= Requirement =
Copy each line of the entries beneath that contains the word "xlabel".
__________________________________________________
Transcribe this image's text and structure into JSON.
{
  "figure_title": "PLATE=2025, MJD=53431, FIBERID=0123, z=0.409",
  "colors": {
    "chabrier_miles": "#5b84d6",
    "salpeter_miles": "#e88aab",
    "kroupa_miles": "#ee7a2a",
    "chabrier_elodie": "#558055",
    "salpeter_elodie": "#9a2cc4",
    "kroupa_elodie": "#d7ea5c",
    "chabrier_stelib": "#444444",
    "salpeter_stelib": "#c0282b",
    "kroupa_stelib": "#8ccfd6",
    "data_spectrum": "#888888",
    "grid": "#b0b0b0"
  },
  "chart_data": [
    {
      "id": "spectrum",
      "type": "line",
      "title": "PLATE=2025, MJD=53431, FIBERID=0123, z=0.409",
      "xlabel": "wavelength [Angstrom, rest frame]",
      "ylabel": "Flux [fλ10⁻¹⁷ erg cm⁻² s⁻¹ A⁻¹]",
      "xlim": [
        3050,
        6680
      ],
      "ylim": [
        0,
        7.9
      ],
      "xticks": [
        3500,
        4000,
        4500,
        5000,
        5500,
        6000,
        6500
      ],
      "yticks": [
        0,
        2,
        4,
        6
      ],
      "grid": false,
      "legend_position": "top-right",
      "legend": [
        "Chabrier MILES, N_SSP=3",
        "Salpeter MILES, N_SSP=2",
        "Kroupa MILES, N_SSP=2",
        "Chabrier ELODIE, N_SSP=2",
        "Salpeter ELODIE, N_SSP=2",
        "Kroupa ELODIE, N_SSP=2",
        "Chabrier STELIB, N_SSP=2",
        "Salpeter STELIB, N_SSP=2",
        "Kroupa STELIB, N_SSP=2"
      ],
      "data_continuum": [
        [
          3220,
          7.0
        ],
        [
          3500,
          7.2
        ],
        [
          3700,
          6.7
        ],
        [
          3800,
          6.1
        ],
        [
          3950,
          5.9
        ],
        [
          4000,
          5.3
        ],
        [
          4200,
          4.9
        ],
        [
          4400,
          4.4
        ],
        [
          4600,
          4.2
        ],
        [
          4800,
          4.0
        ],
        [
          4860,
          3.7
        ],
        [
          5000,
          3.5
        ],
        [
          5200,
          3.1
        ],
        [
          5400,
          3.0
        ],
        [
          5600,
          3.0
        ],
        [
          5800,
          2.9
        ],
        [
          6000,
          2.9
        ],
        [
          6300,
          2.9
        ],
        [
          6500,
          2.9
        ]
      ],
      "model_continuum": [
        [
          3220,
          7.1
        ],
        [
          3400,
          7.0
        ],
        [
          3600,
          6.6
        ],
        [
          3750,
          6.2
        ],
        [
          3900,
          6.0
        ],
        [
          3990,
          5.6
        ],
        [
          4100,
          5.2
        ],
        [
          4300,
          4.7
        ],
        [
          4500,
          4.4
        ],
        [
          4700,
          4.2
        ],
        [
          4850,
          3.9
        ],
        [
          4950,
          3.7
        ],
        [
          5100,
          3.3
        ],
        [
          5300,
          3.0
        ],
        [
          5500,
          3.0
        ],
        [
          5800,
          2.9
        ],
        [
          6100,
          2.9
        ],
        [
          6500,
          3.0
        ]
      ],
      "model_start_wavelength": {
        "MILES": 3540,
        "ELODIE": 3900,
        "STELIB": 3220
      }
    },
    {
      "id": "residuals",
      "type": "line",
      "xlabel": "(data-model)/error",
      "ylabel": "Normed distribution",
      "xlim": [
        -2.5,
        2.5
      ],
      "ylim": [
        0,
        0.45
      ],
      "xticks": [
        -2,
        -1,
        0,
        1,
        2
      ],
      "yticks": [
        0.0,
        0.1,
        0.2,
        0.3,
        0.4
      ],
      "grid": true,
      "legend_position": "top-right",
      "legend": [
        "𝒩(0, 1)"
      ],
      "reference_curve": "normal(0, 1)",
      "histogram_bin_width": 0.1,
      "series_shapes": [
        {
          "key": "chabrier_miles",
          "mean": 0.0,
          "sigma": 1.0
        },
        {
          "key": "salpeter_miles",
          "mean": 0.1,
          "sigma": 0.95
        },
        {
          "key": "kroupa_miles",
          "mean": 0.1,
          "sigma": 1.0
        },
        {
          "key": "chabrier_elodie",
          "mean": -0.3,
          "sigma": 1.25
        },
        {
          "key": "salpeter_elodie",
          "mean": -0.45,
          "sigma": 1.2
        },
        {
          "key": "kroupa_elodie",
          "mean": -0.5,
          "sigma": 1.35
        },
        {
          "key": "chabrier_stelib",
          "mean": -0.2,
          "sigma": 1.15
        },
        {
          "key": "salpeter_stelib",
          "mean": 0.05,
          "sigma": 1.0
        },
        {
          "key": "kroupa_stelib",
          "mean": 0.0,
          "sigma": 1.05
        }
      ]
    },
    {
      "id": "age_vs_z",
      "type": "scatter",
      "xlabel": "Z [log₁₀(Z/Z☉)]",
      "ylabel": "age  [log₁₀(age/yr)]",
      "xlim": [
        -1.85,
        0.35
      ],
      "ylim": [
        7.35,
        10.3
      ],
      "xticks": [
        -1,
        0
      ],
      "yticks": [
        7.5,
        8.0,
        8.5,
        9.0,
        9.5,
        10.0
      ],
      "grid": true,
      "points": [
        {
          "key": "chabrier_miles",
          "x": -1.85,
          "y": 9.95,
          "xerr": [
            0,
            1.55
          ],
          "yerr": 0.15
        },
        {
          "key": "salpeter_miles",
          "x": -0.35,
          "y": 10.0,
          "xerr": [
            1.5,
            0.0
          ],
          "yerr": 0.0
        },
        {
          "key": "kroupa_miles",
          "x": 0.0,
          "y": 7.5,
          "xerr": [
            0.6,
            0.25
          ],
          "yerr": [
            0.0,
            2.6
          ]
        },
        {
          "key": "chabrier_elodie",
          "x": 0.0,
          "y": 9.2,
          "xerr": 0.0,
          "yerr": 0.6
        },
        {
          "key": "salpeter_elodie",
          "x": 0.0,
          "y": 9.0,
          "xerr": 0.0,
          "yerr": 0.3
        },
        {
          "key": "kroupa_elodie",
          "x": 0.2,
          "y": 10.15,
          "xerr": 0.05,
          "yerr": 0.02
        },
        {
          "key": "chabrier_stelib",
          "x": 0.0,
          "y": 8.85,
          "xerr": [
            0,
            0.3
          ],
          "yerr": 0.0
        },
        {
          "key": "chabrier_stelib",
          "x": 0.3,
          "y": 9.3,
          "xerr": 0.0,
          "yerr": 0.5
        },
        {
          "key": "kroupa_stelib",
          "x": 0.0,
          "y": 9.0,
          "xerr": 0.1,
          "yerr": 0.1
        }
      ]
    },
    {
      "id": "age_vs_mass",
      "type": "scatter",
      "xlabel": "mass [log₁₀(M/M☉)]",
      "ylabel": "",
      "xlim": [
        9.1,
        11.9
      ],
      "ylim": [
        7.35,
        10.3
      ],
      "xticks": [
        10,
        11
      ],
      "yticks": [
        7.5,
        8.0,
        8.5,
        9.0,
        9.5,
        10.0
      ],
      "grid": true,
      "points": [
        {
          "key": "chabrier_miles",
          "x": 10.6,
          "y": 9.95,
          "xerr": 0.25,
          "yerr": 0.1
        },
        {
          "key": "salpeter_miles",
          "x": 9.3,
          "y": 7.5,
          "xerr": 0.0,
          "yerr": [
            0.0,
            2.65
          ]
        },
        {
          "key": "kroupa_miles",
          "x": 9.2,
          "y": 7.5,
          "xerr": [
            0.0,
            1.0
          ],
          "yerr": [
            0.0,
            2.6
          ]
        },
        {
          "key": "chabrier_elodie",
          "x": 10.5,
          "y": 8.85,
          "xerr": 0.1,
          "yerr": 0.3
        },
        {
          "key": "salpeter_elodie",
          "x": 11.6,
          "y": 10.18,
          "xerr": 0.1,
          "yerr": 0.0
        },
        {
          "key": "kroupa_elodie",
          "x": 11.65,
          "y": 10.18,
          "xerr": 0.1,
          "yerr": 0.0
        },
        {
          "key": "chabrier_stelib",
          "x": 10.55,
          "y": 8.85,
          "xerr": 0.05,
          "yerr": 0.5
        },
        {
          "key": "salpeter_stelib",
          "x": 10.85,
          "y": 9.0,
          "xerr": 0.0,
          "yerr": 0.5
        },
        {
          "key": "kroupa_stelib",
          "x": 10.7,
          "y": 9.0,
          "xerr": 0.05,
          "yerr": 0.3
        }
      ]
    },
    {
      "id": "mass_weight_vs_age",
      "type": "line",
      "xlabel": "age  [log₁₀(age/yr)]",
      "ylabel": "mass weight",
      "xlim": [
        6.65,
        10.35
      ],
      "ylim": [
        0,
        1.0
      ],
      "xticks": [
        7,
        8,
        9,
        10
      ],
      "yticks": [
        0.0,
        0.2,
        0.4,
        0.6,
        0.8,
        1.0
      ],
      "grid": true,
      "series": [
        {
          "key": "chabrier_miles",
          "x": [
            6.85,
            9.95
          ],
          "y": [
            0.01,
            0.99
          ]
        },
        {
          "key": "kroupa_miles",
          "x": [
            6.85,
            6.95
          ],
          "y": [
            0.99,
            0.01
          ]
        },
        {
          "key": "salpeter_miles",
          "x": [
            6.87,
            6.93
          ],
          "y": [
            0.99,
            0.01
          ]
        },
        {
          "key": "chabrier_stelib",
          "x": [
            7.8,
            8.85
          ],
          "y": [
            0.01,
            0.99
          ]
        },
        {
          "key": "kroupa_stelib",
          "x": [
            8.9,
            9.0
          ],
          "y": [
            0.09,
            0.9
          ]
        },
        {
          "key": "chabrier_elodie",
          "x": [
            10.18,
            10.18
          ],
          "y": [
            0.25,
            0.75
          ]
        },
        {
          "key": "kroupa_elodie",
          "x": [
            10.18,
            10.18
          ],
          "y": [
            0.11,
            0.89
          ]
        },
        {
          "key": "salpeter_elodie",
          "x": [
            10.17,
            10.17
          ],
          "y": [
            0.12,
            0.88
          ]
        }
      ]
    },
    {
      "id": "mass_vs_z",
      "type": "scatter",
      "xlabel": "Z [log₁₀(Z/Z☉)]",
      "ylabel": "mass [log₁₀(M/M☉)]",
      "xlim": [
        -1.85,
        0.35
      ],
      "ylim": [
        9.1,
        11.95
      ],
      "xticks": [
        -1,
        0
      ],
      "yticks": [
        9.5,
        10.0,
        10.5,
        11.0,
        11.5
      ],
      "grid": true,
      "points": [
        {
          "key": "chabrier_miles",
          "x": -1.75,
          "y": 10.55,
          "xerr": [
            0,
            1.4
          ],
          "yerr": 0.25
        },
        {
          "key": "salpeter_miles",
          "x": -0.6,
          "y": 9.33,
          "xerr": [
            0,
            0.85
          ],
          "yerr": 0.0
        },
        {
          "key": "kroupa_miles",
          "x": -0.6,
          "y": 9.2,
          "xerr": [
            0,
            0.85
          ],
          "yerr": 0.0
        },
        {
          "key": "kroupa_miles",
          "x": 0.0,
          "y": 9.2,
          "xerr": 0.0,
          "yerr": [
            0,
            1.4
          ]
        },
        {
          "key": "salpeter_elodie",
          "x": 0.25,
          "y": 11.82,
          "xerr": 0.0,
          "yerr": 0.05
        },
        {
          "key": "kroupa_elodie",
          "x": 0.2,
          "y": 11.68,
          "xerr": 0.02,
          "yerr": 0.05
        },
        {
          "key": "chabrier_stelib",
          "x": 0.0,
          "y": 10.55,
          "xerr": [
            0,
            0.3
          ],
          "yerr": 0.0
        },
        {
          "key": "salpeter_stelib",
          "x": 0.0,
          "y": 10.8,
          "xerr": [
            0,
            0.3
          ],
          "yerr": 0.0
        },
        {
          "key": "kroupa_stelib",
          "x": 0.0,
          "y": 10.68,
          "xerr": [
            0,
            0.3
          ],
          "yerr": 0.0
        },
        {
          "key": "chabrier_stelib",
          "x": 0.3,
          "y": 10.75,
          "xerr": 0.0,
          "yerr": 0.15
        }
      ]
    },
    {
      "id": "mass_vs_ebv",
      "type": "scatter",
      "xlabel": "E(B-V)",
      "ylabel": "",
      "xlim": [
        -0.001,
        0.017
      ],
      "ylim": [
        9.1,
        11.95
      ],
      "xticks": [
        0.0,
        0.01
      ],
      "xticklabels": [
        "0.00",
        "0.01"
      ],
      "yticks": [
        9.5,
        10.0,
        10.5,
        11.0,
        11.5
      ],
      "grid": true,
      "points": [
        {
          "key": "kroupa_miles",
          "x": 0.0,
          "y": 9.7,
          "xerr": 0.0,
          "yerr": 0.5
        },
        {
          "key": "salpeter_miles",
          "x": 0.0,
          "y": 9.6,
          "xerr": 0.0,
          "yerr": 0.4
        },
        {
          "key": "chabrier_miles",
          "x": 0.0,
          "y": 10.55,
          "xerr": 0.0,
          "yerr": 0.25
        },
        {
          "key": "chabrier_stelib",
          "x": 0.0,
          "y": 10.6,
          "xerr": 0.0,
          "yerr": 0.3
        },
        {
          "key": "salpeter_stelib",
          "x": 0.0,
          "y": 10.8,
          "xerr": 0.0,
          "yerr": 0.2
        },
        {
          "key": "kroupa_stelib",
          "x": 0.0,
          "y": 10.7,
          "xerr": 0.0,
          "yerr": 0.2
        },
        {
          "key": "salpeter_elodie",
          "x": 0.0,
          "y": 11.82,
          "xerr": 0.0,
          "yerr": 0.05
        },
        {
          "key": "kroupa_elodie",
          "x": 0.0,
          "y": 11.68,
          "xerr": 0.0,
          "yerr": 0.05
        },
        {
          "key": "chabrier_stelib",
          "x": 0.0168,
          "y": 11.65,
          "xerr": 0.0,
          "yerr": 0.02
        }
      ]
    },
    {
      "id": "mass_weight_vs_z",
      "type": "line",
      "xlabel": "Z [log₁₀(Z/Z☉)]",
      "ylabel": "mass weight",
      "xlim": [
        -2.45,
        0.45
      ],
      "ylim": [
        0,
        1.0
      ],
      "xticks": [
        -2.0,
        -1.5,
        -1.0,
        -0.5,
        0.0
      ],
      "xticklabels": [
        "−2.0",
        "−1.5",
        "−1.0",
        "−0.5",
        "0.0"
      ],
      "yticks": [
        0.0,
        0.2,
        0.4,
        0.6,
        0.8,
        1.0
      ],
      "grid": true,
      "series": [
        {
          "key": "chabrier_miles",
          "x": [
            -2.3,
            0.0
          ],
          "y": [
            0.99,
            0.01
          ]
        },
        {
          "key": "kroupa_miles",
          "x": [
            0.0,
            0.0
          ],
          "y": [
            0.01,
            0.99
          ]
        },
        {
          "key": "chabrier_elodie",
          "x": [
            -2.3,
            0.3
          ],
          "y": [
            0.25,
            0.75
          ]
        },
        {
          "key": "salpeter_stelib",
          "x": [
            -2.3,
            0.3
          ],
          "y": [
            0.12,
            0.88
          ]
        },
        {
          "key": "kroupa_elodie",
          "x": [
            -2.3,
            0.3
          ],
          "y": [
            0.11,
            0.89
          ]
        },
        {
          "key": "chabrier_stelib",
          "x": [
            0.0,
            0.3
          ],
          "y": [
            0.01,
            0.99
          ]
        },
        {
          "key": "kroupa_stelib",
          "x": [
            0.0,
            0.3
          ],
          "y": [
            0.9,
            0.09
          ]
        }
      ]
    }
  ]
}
__________________________________________________
= Full response =
      "xlabel": "wavelength [Angstrom, rest frame]",
      "xlabel": "(data-model)/error",
      "xlabel": "Z [log₁₀(Z/Z☉)]",
      "xlabel": "mass [log₁₀(M/M☉)]",
      "xlabel": "age  [log₁₀(age/yr)]",
      "xlabel": "Z [log₁₀(Z/Z☉)]",
      "xlabel": "E(B-V)",
      "xlabel": "Z [log₁₀(Z/Z☉)]",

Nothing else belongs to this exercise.